(Stored data entries)
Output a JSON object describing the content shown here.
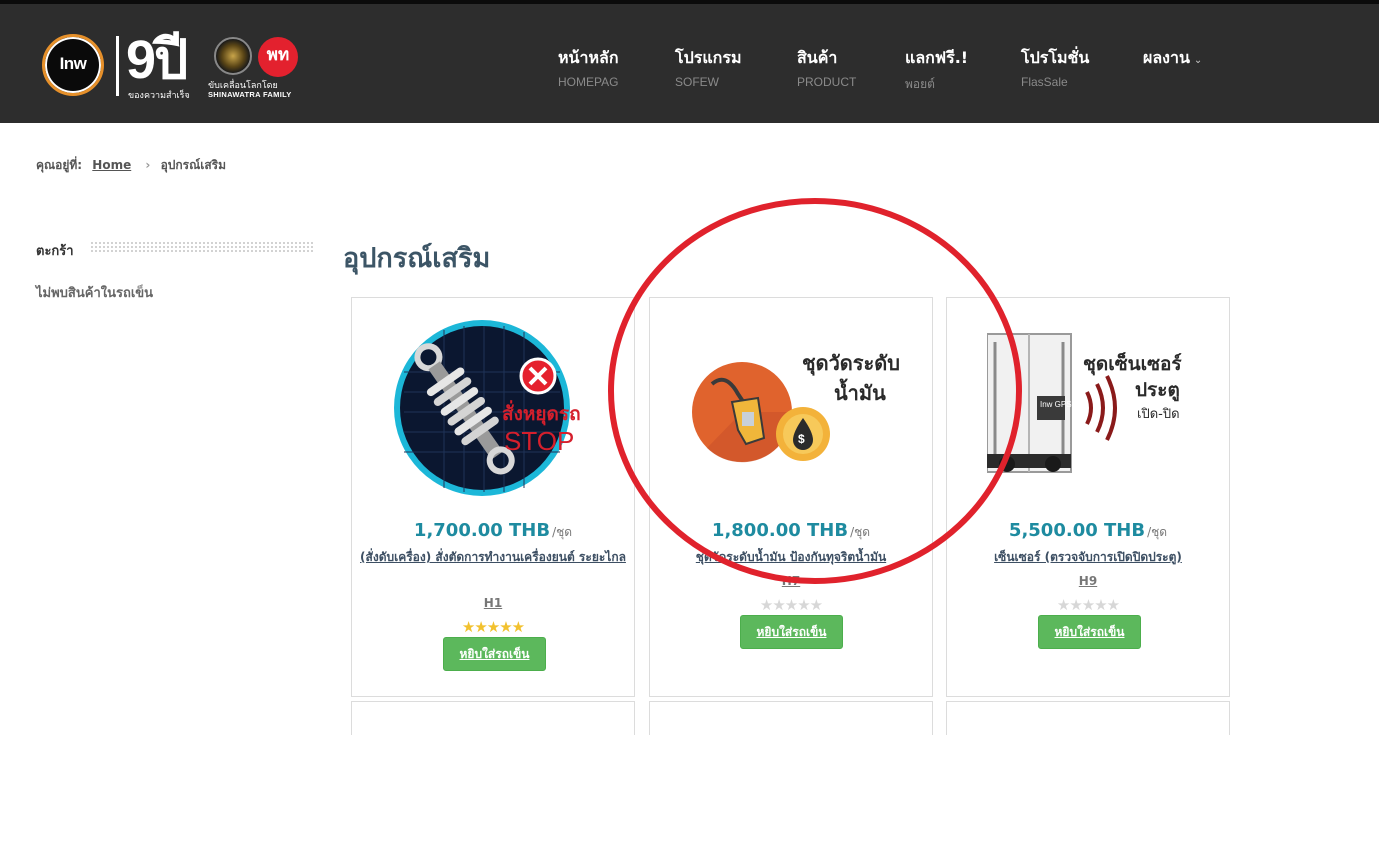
{
  "brand": {
    "logo_text": "Inw",
    "anniversary": "9ปี",
    "anniversary_sub": "ของความสำเร็จ",
    "partner_badge": "พท",
    "partner_line1": "ขับเคลื่อนโลกโดย",
    "partner_line2": "SHINAWATRA FAMILY"
  },
  "nav": [
    {
      "label": "หน้าหลัก",
      "sub": "HOMEPAG"
    },
    {
      "label": "โปรแกรม",
      "sub": "SOFEW"
    },
    {
      "label": "สินค้า",
      "sub": "PRODUCT"
    },
    {
      "label": "แลกฟรี.!",
      "sub": "พอยต์"
    },
    {
      "label": "โปรโมชั่น",
      "sub": "FlasSale"
    },
    {
      "label": "ผลงาน",
      "sub": ""
    }
  ],
  "breadcrumb": {
    "prefix": "คุณอยู่ที่:",
    "home": "Home",
    "sep": "›",
    "current": "อุปกรณ์เสริม"
  },
  "sidebar": {
    "title": "ตะกร้า",
    "empty_text": "ไม่พบสินค้าในรถเข็น"
  },
  "page_title": "อุปกรณ์เสริม",
  "products": [
    {
      "price": "1,700.00 THB",
      "unit": "/ชุด",
      "name": "(สั่งดับเครื่อง) สั่งตัดการทำงานเครื่องยนต์ ระยะไกล",
      "code": "H1",
      "rating": 5,
      "button": "หยิบใส่รถเข็น",
      "image_text1": "สั่งหยุดรถ",
      "image_text2": "STOP"
    },
    {
      "price": "1,800.00 THB",
      "unit": "/ชุด",
      "name": "ชุดวัดระดับน้ำมัน ป้องกันทุจริตน้ำมัน",
      "code": "H7",
      "rating": 0,
      "button": "หยิบใส่รถเข็น",
      "image_text1": "ชุดวัดระดับ",
      "image_text2": "น้ำมัน"
    },
    {
      "price": "5,500.00 THB",
      "unit": "/ชุด",
      "name": "เซ็นเซอร์ (ตรวจจับการเปิดปิดประตู)",
      "code": "H9",
      "rating": 0,
      "button": "หยิบใส่รถเข็น",
      "image_text1": "ชุดเซ็นเซอร์",
      "image_text2": "ประตู",
      "image_text3": "เปิด-ปิด",
      "image_text4": "Inw GPS"
    }
  ],
  "colors": {
    "header_bg": "#2d2d2d",
    "price": "#1e8ba0",
    "button": "#5cb85c",
    "annotation": "#e0222c"
  }
}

## WHAT TO PRODUCE
Repeat the records above exactly, omitting every picture.

## RESULT OF THE EXERCISE
Output a JSON object describing the content shown here.
{
  "brand": {
    "logo_text": "Inw",
    "anniversary": "9ปี",
    "anniversary_sub": "ของความสำเร็จ",
    "partner_badge": "พท",
    "partner_line1": "ขับเคลื่อนโลกโดย",
    "partner_line2": "SHINAWATRA FAMILY"
  },
  "nav": [
    {
      "label": "หน้าหลัก",
      "sub": "HOMEPAG"
    },
    {
      "label": "โปรแกรม",
      "sub": "SOFEW"
    },
    {
      "label": "สินค้า",
      "sub": "PRODUCT"
    },
    {
      "label": "แลกฟรี.!",
      "sub": "พอยต์"
    },
    {
      "label": "โปรโมชั่น",
      "sub": "FlasSale"
    },
    {
      "label": "ผลงาน",
      "sub": ""
    }
  ],
  "breadcrumb": {
    "prefix": "คุณอยู่ที่:",
    "home": "Home",
    "sep": "›",
    "current": "อุปกรณ์เสริม"
  },
  "sidebar": {
    "title": "ตะกร้า",
    "empty_text": "ไม่พบสินค้าในรถเข็น"
  },
  "page_title": "อุปกรณ์เสริม",
  "products": [
    {
      "price": "1,700.00 THB",
      "unit": "/ชุด",
      "name": "(สั่งดับเครื่อง) สั่งตัดการทำงานเครื่องยนต์ ระยะไกล",
      "code": "H1",
      "rating": 5,
      "button": "หยิบใส่รถเข็น",
      "image_text1": "สั่งหยุดรถ",
      "image_text2": "STOP"
    },
    {
      "price": "1,800.00 THB",
      "unit": "/ชุด",
      "name": "ชุดวัดระดับน้ำมัน ป้องกันทุจริตน้ำมัน",
      "code": "H7",
      "rating": 0,
      "button": "หยิบใส่รถเข็น",
      "image_text1": "ชุดวัดระดับ",
      "image_text2": "น้ำมัน"
    },
    {
      "price": "5,500.00 THB",
      "unit": "/ชุด",
      "name": "เซ็นเซอร์ (ตรวจจับการเปิดปิดประตู)",
      "code": "H9",
      "rating": 0,
      "button": "หยิบใส่รถเข็น",
      "image_text1": "ชุดเซ็นเซอร์",
      "image_text2": "ประตู",
      "image_text3": "เปิด-ปิด",
      "image_text4": "Inw GPS"
    }
  ],
  "colors": {
    "header_bg": "#2d2d2d",
    "price": "#1e8ba0",
    "button": "#5cb85c",
    "annotation": "#e0222c"
  }
}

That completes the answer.